> [MATERIAL PROVIDED]
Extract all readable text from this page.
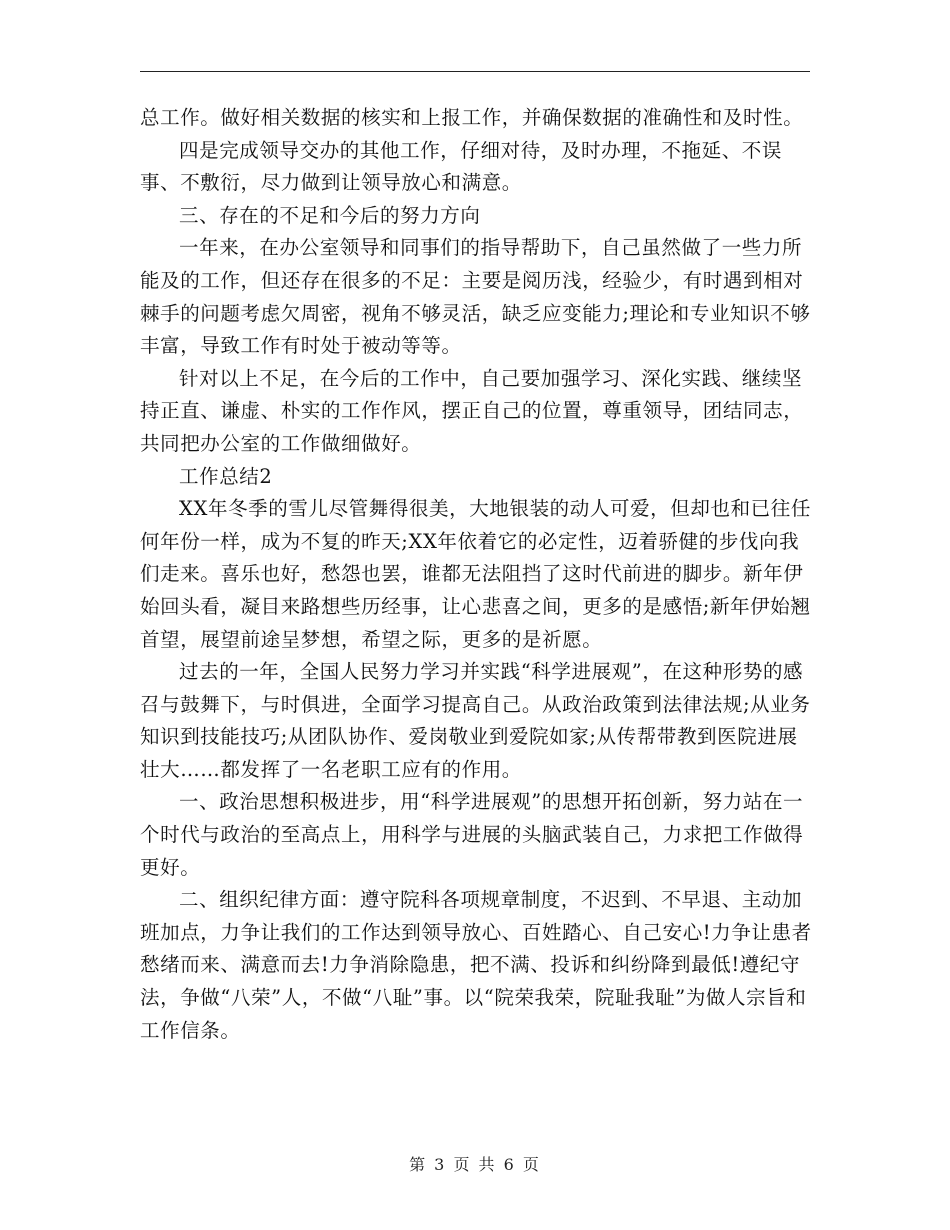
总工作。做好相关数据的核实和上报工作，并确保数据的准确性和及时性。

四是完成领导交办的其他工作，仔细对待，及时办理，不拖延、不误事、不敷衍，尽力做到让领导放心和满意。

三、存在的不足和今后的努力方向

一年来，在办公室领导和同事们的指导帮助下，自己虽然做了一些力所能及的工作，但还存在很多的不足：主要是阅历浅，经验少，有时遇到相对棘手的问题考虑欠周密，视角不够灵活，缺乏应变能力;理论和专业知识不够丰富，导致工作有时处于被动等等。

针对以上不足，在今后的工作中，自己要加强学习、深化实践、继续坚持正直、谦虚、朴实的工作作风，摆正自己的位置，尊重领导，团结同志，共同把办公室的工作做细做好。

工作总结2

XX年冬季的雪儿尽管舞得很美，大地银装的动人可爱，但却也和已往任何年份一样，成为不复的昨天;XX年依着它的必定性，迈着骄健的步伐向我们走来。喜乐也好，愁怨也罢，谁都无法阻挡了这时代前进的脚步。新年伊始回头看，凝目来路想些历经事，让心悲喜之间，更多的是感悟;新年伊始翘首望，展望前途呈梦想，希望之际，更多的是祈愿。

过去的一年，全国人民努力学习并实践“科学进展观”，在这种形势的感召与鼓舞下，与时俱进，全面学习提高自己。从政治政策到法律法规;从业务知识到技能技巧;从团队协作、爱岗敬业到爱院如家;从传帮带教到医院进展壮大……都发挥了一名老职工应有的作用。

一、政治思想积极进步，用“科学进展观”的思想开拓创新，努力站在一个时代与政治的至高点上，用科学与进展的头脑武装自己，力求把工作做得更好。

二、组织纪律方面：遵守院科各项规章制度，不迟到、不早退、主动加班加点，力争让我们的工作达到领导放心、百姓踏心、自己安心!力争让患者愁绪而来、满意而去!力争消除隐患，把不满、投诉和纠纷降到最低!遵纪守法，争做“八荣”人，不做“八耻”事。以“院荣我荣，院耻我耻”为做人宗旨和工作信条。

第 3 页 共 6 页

> [WRITTEN EXERCISE]
Make an exact copy of every record, pictures excluded.

> [TASK RESPONSE]
Extract all readable text from this page.
总工作。做好相关数据的核实和上报工作，并确保数据的准确性和及时性。

四是完成领导交办的其他工作，仔细对待，及时办理，不拖延、不误事、不敷衍，尽力做到让领导放心和满意。

三、存在的不足和今后的努力方向

一年来，在办公室领导和同事们的指导帮助下，自己虽然做了一些力所能及的工作，但还存在很多的不足：主要是阅历浅，经验少，有时遇到相对棘手的问题考虑欠周密，视角不够灵活，缺乏应变能力;理论和专业知识不够丰富，导致工作有时处于被动等等。

针对以上不足，在今后的工作中，自己要加强学习、深化实践、继续坚持正直、谦虚、朴实的工作作风，摆正自己的位置，尊重领导，团结同志，共同把办公室的工作做细做好。

工作总结2

XX年冬季的雪儿尽管舞得很美，大地银装的动人可爱，但却也和已往任何年份一样，成为不复的昨天;XX年依着它的必定性，迈着骄健的步伐向我们走来。喜乐也好，愁怨也罢，谁都无法阻挡了这时代前进的脚步。新年伊始回头看，凝目来路想些历经事，让心悲喜之间，更多的是感悟;新年伊始翘首望，展望前途呈梦想，希望之际，更多的是祈愿。

过去的一年，全国人民努力学习并实践“科学进展观”，在这种形势的感召与鼓舞下，与时俱进，全面学习提高自己。从政治政策到法律法规;从业务知识到技能技巧;从团队协作、爱岗敬业到爱院如家;从传帮带教到医院进展壮大……都发挥了一名老职工应有的作用。

一、政治思想积极进步，用“科学进展观”的思想开拓创新，努力站在一个时代与政治的至高点上，用科学与进展的头脑武装自己，力求把工作做得更好。

二、组织纪律方面：遵守院科各项规章制度，不迟到、不早退、主动加班加点，力争让我们的工作达到领导放心、百姓踏心、自己安心!力争让患者愁绪而来、满意而去!力争消除隐患，把不满、投诉和纠纷降到最低!遵纪守法，争做“八荣”人，不做“八耻”事。以“院荣我荣，院耻我耻”为做人宗旨和工作信条。

第 3 页 共 6 页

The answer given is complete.